## [Written exercise]
From the entries below, report how many lines contain the string "KUCOIN". Give only that number.

** start **

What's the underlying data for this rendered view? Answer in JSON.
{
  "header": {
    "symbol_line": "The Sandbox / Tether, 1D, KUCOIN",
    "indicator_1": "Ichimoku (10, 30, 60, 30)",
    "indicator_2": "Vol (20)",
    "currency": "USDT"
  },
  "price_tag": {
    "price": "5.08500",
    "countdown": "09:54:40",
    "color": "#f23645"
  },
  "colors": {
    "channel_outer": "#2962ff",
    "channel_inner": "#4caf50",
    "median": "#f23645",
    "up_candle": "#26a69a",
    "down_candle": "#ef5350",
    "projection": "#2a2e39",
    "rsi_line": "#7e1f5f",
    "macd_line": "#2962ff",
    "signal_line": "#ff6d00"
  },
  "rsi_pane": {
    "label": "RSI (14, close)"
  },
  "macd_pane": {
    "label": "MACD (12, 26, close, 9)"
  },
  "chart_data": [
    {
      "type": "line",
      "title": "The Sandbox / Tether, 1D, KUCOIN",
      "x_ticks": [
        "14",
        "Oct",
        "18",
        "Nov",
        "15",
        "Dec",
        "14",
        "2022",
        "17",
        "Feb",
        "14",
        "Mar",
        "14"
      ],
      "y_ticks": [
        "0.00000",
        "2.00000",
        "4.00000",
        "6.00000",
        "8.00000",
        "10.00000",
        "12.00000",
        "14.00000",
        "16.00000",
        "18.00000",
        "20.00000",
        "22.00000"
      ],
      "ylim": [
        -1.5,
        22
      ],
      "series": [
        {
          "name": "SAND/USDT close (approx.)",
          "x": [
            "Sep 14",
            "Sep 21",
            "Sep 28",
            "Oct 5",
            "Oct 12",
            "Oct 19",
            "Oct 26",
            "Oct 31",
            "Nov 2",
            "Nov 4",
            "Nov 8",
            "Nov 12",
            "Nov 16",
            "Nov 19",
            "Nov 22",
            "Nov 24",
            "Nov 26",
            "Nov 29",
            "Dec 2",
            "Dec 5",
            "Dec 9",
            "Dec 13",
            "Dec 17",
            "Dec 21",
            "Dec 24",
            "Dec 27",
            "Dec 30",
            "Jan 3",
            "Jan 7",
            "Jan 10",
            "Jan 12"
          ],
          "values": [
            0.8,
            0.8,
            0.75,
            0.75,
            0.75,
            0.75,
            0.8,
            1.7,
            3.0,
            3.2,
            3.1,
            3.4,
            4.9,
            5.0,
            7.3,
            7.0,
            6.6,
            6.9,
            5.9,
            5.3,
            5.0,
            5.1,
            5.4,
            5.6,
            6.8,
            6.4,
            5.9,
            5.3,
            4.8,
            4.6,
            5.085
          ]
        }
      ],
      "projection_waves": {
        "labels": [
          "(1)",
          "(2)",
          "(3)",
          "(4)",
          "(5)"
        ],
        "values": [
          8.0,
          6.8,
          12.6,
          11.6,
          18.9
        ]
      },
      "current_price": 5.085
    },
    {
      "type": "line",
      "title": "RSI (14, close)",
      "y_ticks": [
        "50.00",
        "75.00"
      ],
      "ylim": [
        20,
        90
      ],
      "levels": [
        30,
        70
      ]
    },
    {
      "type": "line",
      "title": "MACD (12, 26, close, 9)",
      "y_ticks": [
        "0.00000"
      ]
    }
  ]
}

** end **

## [Answer to this exercise]
2